== Set problem ==
Copy every line in the records below that contains the word "JSON".

== Task material ==
[START]
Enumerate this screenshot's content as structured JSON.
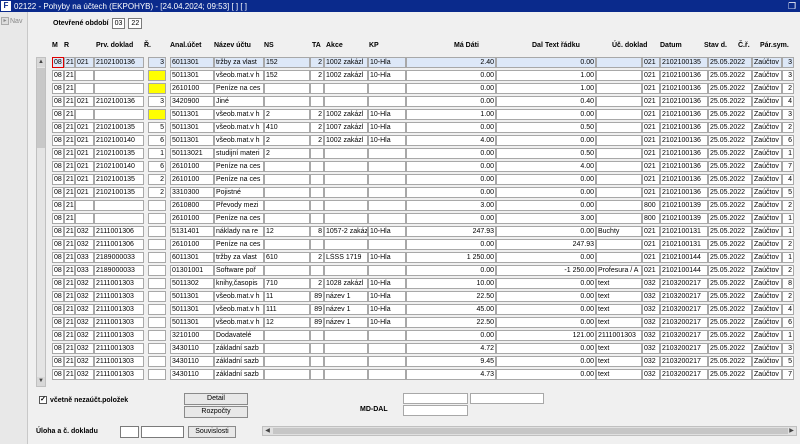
{
  "window": {
    "title": "02122 - Pohyby na účtech (EKPOHYB) - [24.04.2024; 09:53]  [ ]  [ ]",
    "app_icon_glyph": "F",
    "restore_icon": "❐"
  },
  "nav": {
    "label": "Nav"
  },
  "period": {
    "label": "Otevřené období",
    "year": "03",
    "month": "22"
  },
  "columns": {
    "m": "M",
    "r": "R",
    "prv_doklad": "Prv. doklad",
    "poradi": "Ř.",
    "anal_ucet": "Anal.účet",
    "nazev_uctu": "Název účtu",
    "ns": "NS",
    "ta": "TA",
    "akce": "Akce",
    "kp": "KP",
    "ma_dati": "Má Dáti",
    "dal": "Dal",
    "text_radku": "Text řádku",
    "uc_doklad": "Úč. doklad",
    "datum": "Datum",
    "stav_d": "Stav d.",
    "c_r": "Č.ř.",
    "par_sym": "Pár.sym."
  },
  "rows": [
    {
      "m": "08",
      "r": "21",
      "c3": "021",
      "prv": "2102100136",
      "ord": "3",
      "acc": "6011301",
      "name": "tržby za vlast",
      "ns": "152",
      "ta": "2",
      "akce": "1002 zakázl",
      "kp": "10-Hla",
      "ma": "2.40",
      "dal": "0.00",
      "text": "",
      "c021": "021",
      "doc": "2102100135",
      "date": "25.05.2022",
      "stav": "Zaúčtov",
      "cr": "3",
      "yellow": false
    },
    {
      "m": "08",
      "r": "21",
      "c3": "",
      "prv": "",
      "ord": "",
      "acc": "5011301",
      "name": "všeob.mat.v h",
      "ns": "152",
      "ta": "2",
      "akce": "1002 zakázl",
      "kp": "10-Hla",
      "ma": "0.00",
      "dal": "1.00",
      "text": "",
      "c021": "021",
      "doc": "2102100136",
      "date": "25.05.2022",
      "stav": "Zaúčtov",
      "cr": "3",
      "yellow": true
    },
    {
      "m": "08",
      "r": "21",
      "c3": "",
      "prv": "",
      "ord": "",
      "acc": "2610100",
      "name": "Peníze na ces",
      "ns": "",
      "ta": "",
      "akce": "",
      "kp": "",
      "ma": "0.00",
      "dal": "1.00",
      "text": "",
      "c021": "021",
      "doc": "2102100136",
      "date": "25.05.2022",
      "stav": "Zaúčtov",
      "cr": "2",
      "yellow": true
    },
    {
      "m": "08",
      "r": "21",
      "c3": "021",
      "prv": "2102100136",
      "ord": "3",
      "acc": "3420900",
      "name": "Jiné",
      "ns": "",
      "ta": "",
      "akce": "",
      "kp": "",
      "ma": "0.00",
      "dal": "0.40",
      "text": "",
      "c021": "021",
      "doc": "2102100136",
      "date": "25.05.2022",
      "stav": "Zaúčtov",
      "cr": "4",
      "yellow": false
    },
    {
      "m": "08",
      "r": "21",
      "c3": "",
      "prv": "",
      "ord": "",
      "acc": "5011301",
      "name": "všeob.mat.v h",
      "ns": "2",
      "ta": "2",
      "akce": "1002 zakázl",
      "kp": "10-Hla",
      "ma": "1.00",
      "dal": "0.00",
      "text": "",
      "c021": "021",
      "doc": "2102100136",
      "date": "25.05.2022",
      "stav": "Zaúčtov",
      "cr": "3",
      "yellow": true
    },
    {
      "m": "08",
      "r": "21",
      "c3": "021",
      "prv": "2102100135",
      "ord": "5",
      "acc": "5011301",
      "name": "všeob.mat.v h",
      "ns": "410",
      "ta": "2",
      "akce": "1007 zakázl",
      "kp": "10-Hla",
      "ma": "0.00",
      "dal": "0.50",
      "text": "",
      "c021": "021",
      "doc": "2102100136",
      "date": "25.05.2022",
      "stav": "Zaúčtov",
      "cr": "2",
      "yellow": false
    },
    {
      "m": "08",
      "r": "21",
      "c3": "021",
      "prv": "2102100140",
      "ord": "6",
      "acc": "5011301",
      "name": "všeob.mat.v h",
      "ns": "2",
      "ta": "2",
      "akce": "1002 zakázl",
      "kp": "10-Hla",
      "ma": "4.00",
      "dal": "0.00",
      "text": "",
      "c021": "021",
      "doc": "2102100136",
      "date": "25.05.2022",
      "stav": "Zaúčtov",
      "cr": "6",
      "yellow": false
    },
    {
      "m": "08",
      "r": "21",
      "c3": "021",
      "prv": "2102100135",
      "ord": "1",
      "acc": "50113021",
      "name": "studijní materi",
      "ns": "2",
      "ta": "",
      "akce": "",
      "kp": "",
      "ma": "0.00",
      "dal": "0.50",
      "text": "",
      "c021": "021",
      "doc": "2102100136",
      "date": "25.05.2022",
      "stav": "Zaúčtov",
      "cr": "1",
      "yellow": false
    },
    {
      "m": "08",
      "r": "21",
      "c3": "021",
      "prv": "2102100140",
      "ord": "6",
      "acc": "2610100",
      "name": "Peníze na ces",
      "ns": "",
      "ta": "",
      "akce": "",
      "kp": "",
      "ma": "0.00",
      "dal": "4.00",
      "text": "",
      "c021": "021",
      "doc": "2102100136",
      "date": "25.05.2022",
      "stav": "Zaúčtov",
      "cr": "7",
      "yellow": false
    },
    {
      "m": "08",
      "r": "21",
      "c3": "021",
      "prv": "2102100135",
      "ord": "2",
      "acc": "2610100",
      "name": "Peníze na ces",
      "ns": "",
      "ta": "",
      "akce": "",
      "kp": "",
      "ma": "0.00",
      "dal": "0.00",
      "text": "",
      "c021": "021",
      "doc": "2102100136",
      "date": "25.05.2022",
      "stav": "Zaúčtov",
      "cr": "4",
      "yellow": false
    },
    {
      "m": "08",
      "r": "21",
      "c3": "021",
      "prv": "2102100135",
      "ord": "2",
      "acc": "3310300",
      "name": "Pojistné",
      "ns": "",
      "ta": "",
      "akce": "",
      "kp": "",
      "ma": "0.00",
      "dal": "0.00",
      "text": "",
      "c021": "021",
      "doc": "2102100136",
      "date": "25.05.2022",
      "stav": "Zaúčtov",
      "cr": "5",
      "yellow": false
    },
    {
      "m": "08",
      "r": "21",
      "c3": "",
      "prv": "",
      "ord": "",
      "acc": "2610800",
      "name": "Převody mezi",
      "ns": "",
      "ta": "",
      "akce": "",
      "kp": "",
      "ma": "3.00",
      "dal": "0.00",
      "text": "",
      "c021": "800",
      "doc": "2102100139",
      "date": "25.05.2022",
      "stav": "Zaúčtov",
      "cr": "2",
      "yellow": false
    },
    {
      "m": "08",
      "r": "21",
      "c3": "",
      "prv": "",
      "ord": "",
      "acc": "2610100",
      "name": "Peníze na ces",
      "ns": "",
      "ta": "",
      "akce": "",
      "kp": "",
      "ma": "0.00",
      "dal": "3.00",
      "text": "",
      "c021": "800",
      "doc": "2102100139",
      "date": "25.05.2022",
      "stav": "Zaúčtov",
      "cr": "1",
      "yellow": false
    },
    {
      "m": "08",
      "r": "21",
      "c3": "032",
      "prv": "2111001306",
      "ord": "",
      "acc": "5131401",
      "name": "náklady na re",
      "ns": "12",
      "ta": "8",
      "akce": "1057-2 zakáz",
      "kp": "10-Hla",
      "ma": "247.93",
      "dal": "0.00",
      "text": "Buchty",
      "c021": "021",
      "doc": "2102100131",
      "date": "25.05.2022",
      "stav": "Zaúčtov",
      "cr": "1",
      "yellow": false
    },
    {
      "m": "08",
      "r": "21",
      "c3": "032",
      "prv": "2111001306",
      "ord": "",
      "acc": "2610100",
      "name": "Peníze na ces",
      "ns": "",
      "ta": "",
      "akce": "",
      "kp": "",
      "ma": "0.00",
      "dal": "247.93",
      "text": "",
      "c021": "021",
      "doc": "2102100131",
      "date": "25.05.2022",
      "stav": "Zaúčtov",
      "cr": "2",
      "yellow": false
    },
    {
      "m": "08",
      "r": "21",
      "c3": "033",
      "prv": "2189000033",
      "ord": "",
      "acc": "6011301",
      "name": "tržby za vlast",
      "ns": "610",
      "ta": "2",
      "akce": "LŠSS 1719",
      "kp": "10-Hla",
      "ma": "1 250.00",
      "dal": "0.00",
      "text": "",
      "c021": "021",
      "doc": "2102100144",
      "date": "25.05.2022",
      "stav": "Zaúčtov",
      "cr": "1",
      "yellow": false
    },
    {
      "m": "08",
      "r": "21",
      "c3": "033",
      "prv": "2189000033",
      "ord": "",
      "acc": "01301001",
      "name": "Software poř",
      "ns": "",
      "ta": "",
      "akce": "",
      "kp": "",
      "ma": "0.00",
      "dal": "-1 250.00",
      "text": "Profesura / A",
      "c021": "021",
      "doc": "2102100144",
      "date": "25.05.2022",
      "stav": "Zaúčtov",
      "cr": "2",
      "yellow": false
    },
    {
      "m": "08",
      "r": "21",
      "c3": "032",
      "prv": "2111001303",
      "ord": "",
      "acc": "5011302",
      "name": "knihy,časopis",
      "ns": "710",
      "ta": "2",
      "akce": "1028 zakázl",
      "kp": "10-Hla",
      "ma": "10.00",
      "dal": "0.00",
      "text": "text",
      "c021": "032",
      "doc": "2103200217",
      "date": "25.05.2022",
      "stav": "Zaúčtov",
      "cr": "8",
      "yellow": false
    },
    {
      "m": "08",
      "r": "21",
      "c3": "032",
      "prv": "2111001303",
      "ord": "",
      "acc": "5011301",
      "name": "všeob.mat.v h",
      "ns": "11",
      "ta": "89",
      "akce": "název 1",
      "kp": "10-Hla",
      "ma": "22.50",
      "dal": "0.00",
      "text": "text",
      "c021": "032",
      "doc": "2103200217",
      "date": "25.05.2022",
      "stav": "Zaúčtov",
      "cr": "2",
      "yellow": false
    },
    {
      "m": "08",
      "r": "21",
      "c3": "032",
      "prv": "2111001303",
      "ord": "",
      "acc": "5011301",
      "name": "všeob.mat.v h",
      "ns": "111",
      "ta": "89",
      "akce": "název 1",
      "kp": "10-Hla",
      "ma": "45.00",
      "dal": "0.00",
      "text": "text",
      "c021": "032",
      "doc": "2103200217",
      "date": "25.05.2022",
      "stav": "Zaúčtov",
      "cr": "4",
      "yellow": false
    },
    {
      "m": "08",
      "r": "21",
      "c3": "032",
      "prv": "2111001303",
      "ord": "",
      "acc": "5011301",
      "name": "všeob.mat.v h",
      "ns": "12",
      "ta": "89",
      "akce": "název 1",
      "kp": "10-Hla",
      "ma": "22.50",
      "dal": "0.00",
      "text": "text",
      "c021": "032",
      "doc": "2103200217",
      "date": "25.05.2022",
      "stav": "Zaúčtov",
      "cr": "6",
      "yellow": false
    },
    {
      "m": "08",
      "r": "21",
      "c3": "032",
      "prv": "2111001303",
      "ord": "",
      "acc": "3210100",
      "name": "Dodavatelé",
      "ns": "",
      "ta": "",
      "akce": "",
      "kp": "",
      "ma": "0.00",
      "dal": "121.00",
      "text": "2111001303",
      "c021": "032",
      "doc": "2103200217",
      "date": "25.05.2022",
      "stav": "Zaúčtov",
      "cr": "1",
      "yellow": false
    },
    {
      "m": "08",
      "r": "21",
      "c3": "032",
      "prv": "2111001303",
      "ord": "",
      "acc": "3430110",
      "name": "základní sazb",
      "ns": "",
      "ta": "",
      "akce": "",
      "kp": "",
      "ma": "4.72",
      "dal": "0.00",
      "text": "text",
      "c021": "032",
      "doc": "2103200217",
      "date": "25.05.2022",
      "stav": "Zaúčtov",
      "cr": "3",
      "yellow": false
    },
    {
      "m": "08",
      "r": "21",
      "c3": "032",
      "prv": "2111001303",
      "ord": "",
      "acc": "3430110",
      "name": "základní sazb",
      "ns": "",
      "ta": "",
      "akce": "",
      "kp": "",
      "ma": "9.45",
      "dal": "0.00",
      "text": "text",
      "c021": "032",
      "doc": "2103200217",
      "date": "25.05.2022",
      "stav": "Zaúčtov",
      "cr": "5",
      "yellow": false
    },
    {
      "m": "08",
      "r": "21",
      "c3": "032",
      "prv": "2111001303",
      "ord": "",
      "acc": "3430110",
      "name": "základní sazb",
      "ns": "",
      "ta": "",
      "akce": "",
      "kp": "",
      "ma": "4.73",
      "dal": "0.00",
      "text": "text",
      "c021": "032",
      "doc": "2103200217",
      "date": "25.05.2022",
      "stav": "Zaúčtov",
      "cr": "7",
      "yellow": false
    }
  ],
  "footer": {
    "checkbox_label": "včetně nezaúčt.položek",
    "checkbox_mark": "✓",
    "detail_button": "Detail",
    "rozpocty_button": "Rozpočty",
    "mddal_label": "MD-DAL",
    "uloha_label": "Úloha a č. dokladu",
    "souvislosti_button": "Souvislosti"
  }
}
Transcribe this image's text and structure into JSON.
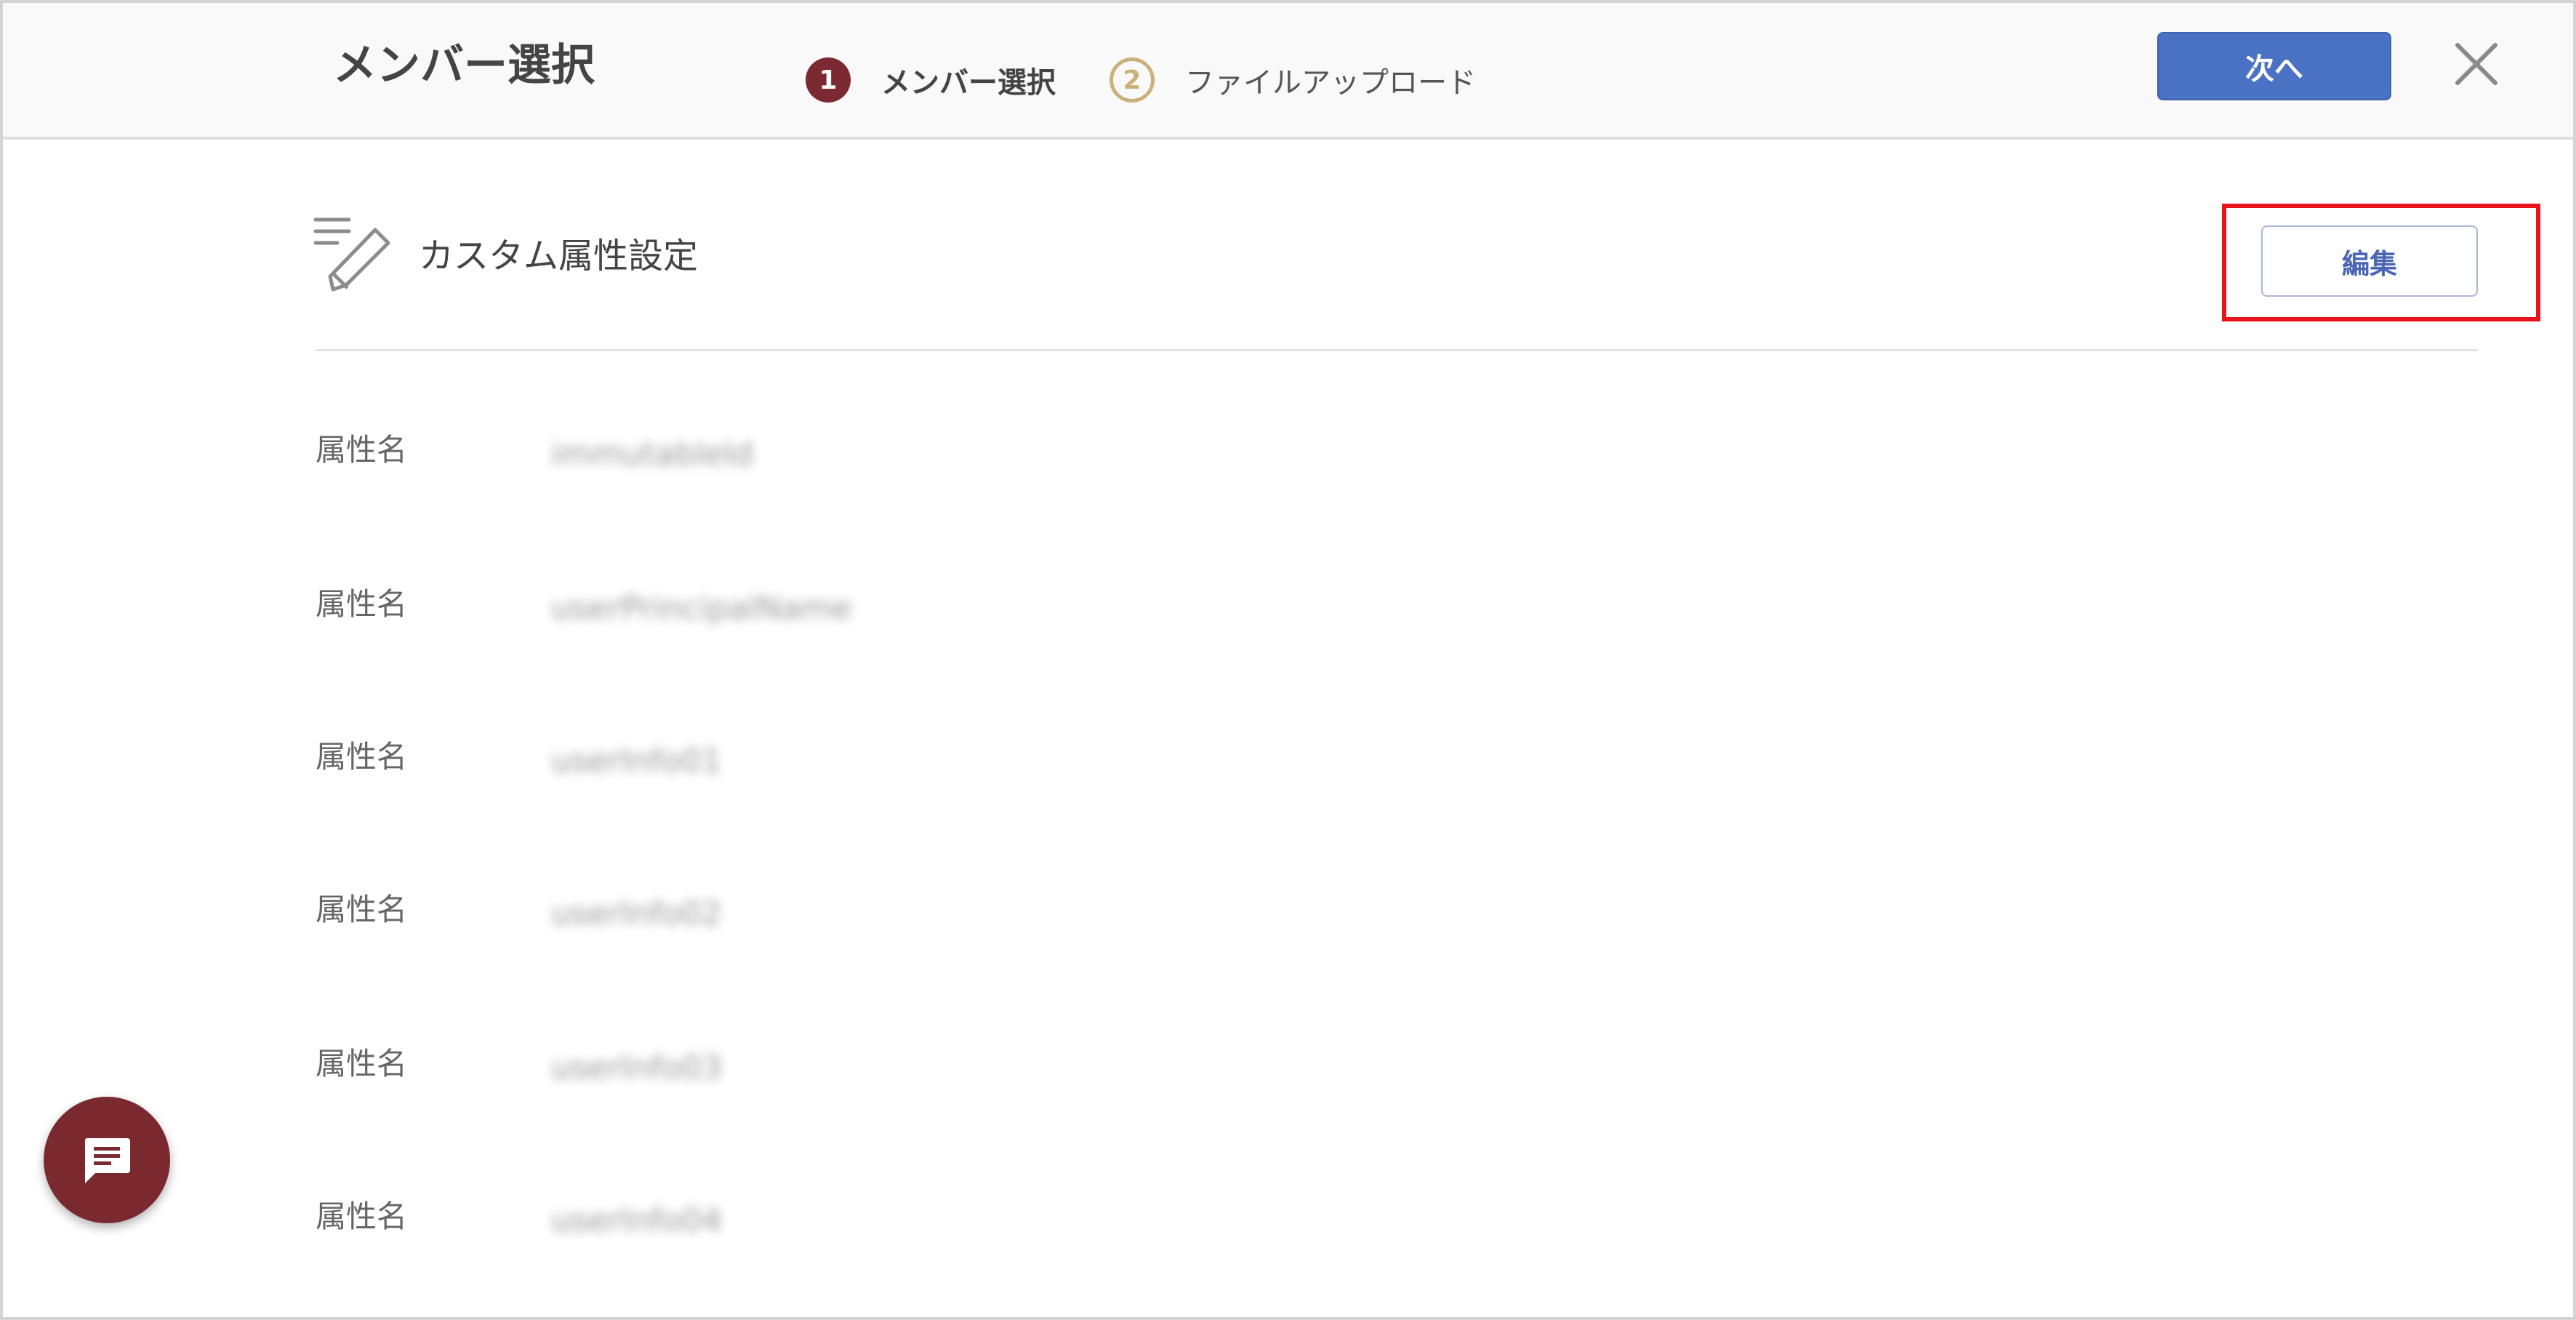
{
  "header": {
    "title": "メンバー選択",
    "steps": [
      {
        "number": "1",
        "label": "メンバー選択"
      },
      {
        "number": "2",
        "label": "ファイルアップロード"
      }
    ],
    "next_label": "次へ"
  },
  "section": {
    "title": "カスタム属性設定",
    "edit_label": "編集"
  },
  "attributes": [
    {
      "label": "属性名",
      "value": "immutableId"
    },
    {
      "label": "属性名",
      "value": "userPrincipalName"
    },
    {
      "label": "属性名",
      "value": "userInfo01"
    },
    {
      "label": "属性名",
      "value": "userInfo02"
    },
    {
      "label": "属性名",
      "value": "userInfo03"
    },
    {
      "label": "属性名",
      "value": "userInfo04"
    }
  ],
  "icons": {
    "close": "close-icon",
    "section": "edit-list-icon",
    "chat": "chat-icon"
  },
  "colors": {
    "primary": "#4a72c4",
    "step_active": "#7a2a30",
    "step_pending": "#c9b27a",
    "highlight": "#e8141c",
    "chat": "#7a2a2f"
  }
}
[END]
== Task answer ==
Enumerate this screenshot's content as structured JSON.
Transcribe this image's text and structure into JSON.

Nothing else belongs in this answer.